> **What to do**: Print the data that follows exactly.

> **Material provided**:
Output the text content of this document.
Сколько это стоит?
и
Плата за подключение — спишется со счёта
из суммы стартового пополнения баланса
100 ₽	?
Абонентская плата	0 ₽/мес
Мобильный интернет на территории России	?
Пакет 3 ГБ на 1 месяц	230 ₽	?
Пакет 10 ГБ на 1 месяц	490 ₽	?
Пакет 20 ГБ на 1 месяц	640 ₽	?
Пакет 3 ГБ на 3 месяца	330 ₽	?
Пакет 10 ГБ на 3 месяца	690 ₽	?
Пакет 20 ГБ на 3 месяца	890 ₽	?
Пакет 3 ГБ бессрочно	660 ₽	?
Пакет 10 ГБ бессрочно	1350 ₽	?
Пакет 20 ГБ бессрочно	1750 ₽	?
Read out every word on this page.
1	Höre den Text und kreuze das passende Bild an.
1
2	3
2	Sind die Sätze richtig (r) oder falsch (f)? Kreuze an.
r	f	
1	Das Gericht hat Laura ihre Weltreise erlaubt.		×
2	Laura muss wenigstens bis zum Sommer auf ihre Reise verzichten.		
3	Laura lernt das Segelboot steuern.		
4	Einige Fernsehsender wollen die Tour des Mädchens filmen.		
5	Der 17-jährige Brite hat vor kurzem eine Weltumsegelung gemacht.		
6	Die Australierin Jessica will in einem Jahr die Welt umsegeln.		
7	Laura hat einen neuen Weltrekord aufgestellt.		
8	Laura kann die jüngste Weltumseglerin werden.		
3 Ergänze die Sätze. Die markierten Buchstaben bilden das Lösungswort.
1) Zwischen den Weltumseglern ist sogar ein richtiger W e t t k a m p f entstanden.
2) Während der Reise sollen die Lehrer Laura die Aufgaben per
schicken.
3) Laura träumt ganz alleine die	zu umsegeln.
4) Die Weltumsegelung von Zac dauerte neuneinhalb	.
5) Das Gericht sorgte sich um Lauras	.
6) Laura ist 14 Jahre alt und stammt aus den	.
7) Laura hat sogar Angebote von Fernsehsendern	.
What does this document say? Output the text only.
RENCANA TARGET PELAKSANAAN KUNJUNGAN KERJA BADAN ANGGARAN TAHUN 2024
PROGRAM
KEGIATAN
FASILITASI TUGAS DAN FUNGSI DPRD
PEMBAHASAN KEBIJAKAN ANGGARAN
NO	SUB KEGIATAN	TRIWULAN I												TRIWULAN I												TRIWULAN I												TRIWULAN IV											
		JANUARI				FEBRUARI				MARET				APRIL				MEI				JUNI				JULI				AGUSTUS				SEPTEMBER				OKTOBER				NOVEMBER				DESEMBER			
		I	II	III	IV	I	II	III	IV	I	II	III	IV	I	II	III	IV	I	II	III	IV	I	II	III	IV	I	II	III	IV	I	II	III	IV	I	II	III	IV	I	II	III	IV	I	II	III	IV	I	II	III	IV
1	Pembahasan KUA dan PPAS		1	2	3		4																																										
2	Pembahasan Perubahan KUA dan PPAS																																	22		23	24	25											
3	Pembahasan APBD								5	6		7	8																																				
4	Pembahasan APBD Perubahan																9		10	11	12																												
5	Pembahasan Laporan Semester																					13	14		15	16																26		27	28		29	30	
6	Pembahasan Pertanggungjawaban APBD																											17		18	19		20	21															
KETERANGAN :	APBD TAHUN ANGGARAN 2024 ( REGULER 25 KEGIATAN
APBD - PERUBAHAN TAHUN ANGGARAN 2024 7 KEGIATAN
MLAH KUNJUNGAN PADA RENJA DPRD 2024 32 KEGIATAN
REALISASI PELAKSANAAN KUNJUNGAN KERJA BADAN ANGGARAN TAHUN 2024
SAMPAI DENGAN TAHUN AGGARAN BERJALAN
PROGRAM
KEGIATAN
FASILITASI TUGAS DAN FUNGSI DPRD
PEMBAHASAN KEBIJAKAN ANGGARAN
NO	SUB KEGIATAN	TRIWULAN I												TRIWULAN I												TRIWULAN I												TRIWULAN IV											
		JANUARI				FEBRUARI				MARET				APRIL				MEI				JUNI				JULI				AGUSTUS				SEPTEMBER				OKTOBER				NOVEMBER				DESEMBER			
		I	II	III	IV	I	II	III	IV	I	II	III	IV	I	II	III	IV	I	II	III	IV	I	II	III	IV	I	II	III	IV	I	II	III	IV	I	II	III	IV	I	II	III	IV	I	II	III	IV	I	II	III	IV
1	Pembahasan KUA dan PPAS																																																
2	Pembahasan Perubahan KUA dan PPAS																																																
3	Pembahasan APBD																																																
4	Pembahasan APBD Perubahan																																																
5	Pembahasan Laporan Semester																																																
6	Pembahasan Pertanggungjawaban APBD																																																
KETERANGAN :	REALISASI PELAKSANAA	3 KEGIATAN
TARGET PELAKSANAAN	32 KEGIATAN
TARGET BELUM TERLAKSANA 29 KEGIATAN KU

> **Exercise solution**:
Output the text content of this document.
Сколько это стоит?
и
Плата за подключение — спишется со счёта
из суммы стартового пополнения баланса
100 ₽	?
Абонентская плата	0 ₽/мес
Мобильный интернет на территории России	?
Пакет 3 ГБ на 1 месяц	230 ₽	?
Пакет 10 ГБ на 1 месяц	490 ₽	?
Пакет 20 ГБ на 1 месяц	640 ₽	?
Пакет 3 ГБ на 3 месяца	330 ₽	?
Пакет 10 ГБ на 3 месяца	690 ₽	?
Пакет 20 ГБ на 3 месяца	890 ₽	?
Пакет 3 ГБ бессрочно	660 ₽	?
Пакет 10 ГБ бессрочно	1350 ₽	?
Пакет 20 ГБ бессрочно	1750 ₽	?
Read out every word on this page.
1	Höre den Text und kreuze das passende Bild an.
1
2	3
2	Sind die Sätze richtig (r) oder falsch (f)? Kreuze an.
r	f	
1	Das Gericht hat Laura ihre Weltreise erlaubt.		×
2	Laura muss wenigstens bis zum Sommer auf ihre Reise verzichten.		
3	Laura lernt das Segelboot steuern.		
4	Einige Fernsehsender wollen die Tour des Mädchens filmen.		
5	Der 17-jährige Brite hat vor kurzem eine Weltumsegelung gemacht.		
6	Die Australierin Jessica will in einem Jahr die Welt umsegeln.		
7	Laura hat einen neuen Weltrekord aufgestellt.		
8	Laura kann die jüngste Weltumseglerin werden.		
3 Ergänze die Sätze. Die markierten Buchstaben bilden das Lösungswort.
1) Zwischen den Weltumseglern ist sogar ein richtiger W e t t k a m p f entstanden.
2) Während der Reise sollen die Lehrer Laura die Aufgaben per
schicken.
3) Laura träumt ganz alleine die	zu umsegeln.
4) Die Weltumsegelung von Zac dauerte neuneinhalb	.
5) Das Gericht sorgte sich um Lauras	.
6) Laura ist 14 Jahre alt und stammt aus den	.
7) Laura hat sogar Angebote von Fernsehsendern	.
What does this document say? Output the text only.
RENCANA TARGET PELAKSANAAN KUNJUNGAN KERJA BADAN ANGGARAN TAHUN 2024
PROGRAM
KEGIATAN
FASILITASI TUGAS DAN FUNGSI DPRD
PEMBAHASAN KEBIJAKAN ANGGARAN
NO	SUB KEGIATAN	TRIWULAN I												TRIWULAN I												TRIWULAN I												TRIWULAN IV											
		JANUARI				FEBRUARI				MARET				APRIL				MEI				JUNI				JULI				AGUSTUS				SEPTEMBER				OKTOBER				NOVEMBER				DESEMBER			
		I	II	III	IV	I	II	III	IV	I	II	III	IV	I	II	III	IV	I	II	III	IV	I	II	III	IV	I	II	III	IV	I	II	III	IV	I	II	III	IV	I	II	III	IV	I	II	III	IV	I	II	III	IV
1	Pembahasan KUA dan PPAS		1	2	3		4																																										
2	Pembahasan Perubahan KUA dan PPAS																																	22		23	24	25											
3	Pembahasan APBD								5	6		7	8																																				
4	Pembahasan APBD Perubahan																9		10	11	12																												
5	Pembahasan Laporan Semester																					13	14		15	16																26		27	28		29	30	
6	Pembahasan Pertanggungjawaban APBD																											17		18	19		20	21															
KETERANGAN :	APBD TAHUN ANGGARAN 2024 ( REGULER 25 KEGIATAN
APBD - PERUBAHAN TAHUN ANGGARAN 2024 7 KEGIATAN
MLAH KUNJUNGAN PADA RENJA DPRD 2024 32 KEGIATAN
REALISASI PELAKSANAAN KUNJUNGAN KERJA BADAN ANGGARAN TAHUN 2024
SAMPAI DENGAN TAHUN AGGARAN BERJALAN
PROGRAM
KEGIATAN
FASILITASI TUGAS DAN FUNGSI DPRD
PEMBAHASAN KEBIJAKAN ANGGARAN
NO	SUB KEGIATAN	TRIWULAN I												TRIWULAN I												TRIWULAN I												TRIWULAN IV											
		JANUARI				FEBRUARI				MARET				APRIL				MEI				JUNI				JULI				AGUSTUS				SEPTEMBER				OKTOBER				NOVEMBER				DESEMBER			
		I	II	III	IV	I	II	III	IV	I	II	III	IV	I	II	III	IV	I	II	III	IV	I	II	III	IV	I	II	III	IV	I	II	III	IV	I	II	III	IV	I	II	III	IV	I	II	III	IV	I	II	III	IV
1	Pembahasan KUA dan PPAS																																																
2	Pembahasan Perubahan KUA dan PPAS																																																
3	Pembahasan APBD																																																
4	Pembahasan APBD Perubahan																																																
5	Pembahasan Laporan Semester																																																
6	Pembahasan Pertanggungjawaban APBD																																																
KETERANGAN :	REALISASI PELAKSANAA	3 KEGIATAN
TARGET PELAKSANAAN	32 KEGIATAN
TARGET BELUM TERLAKSANA 29 KEGIATAN KU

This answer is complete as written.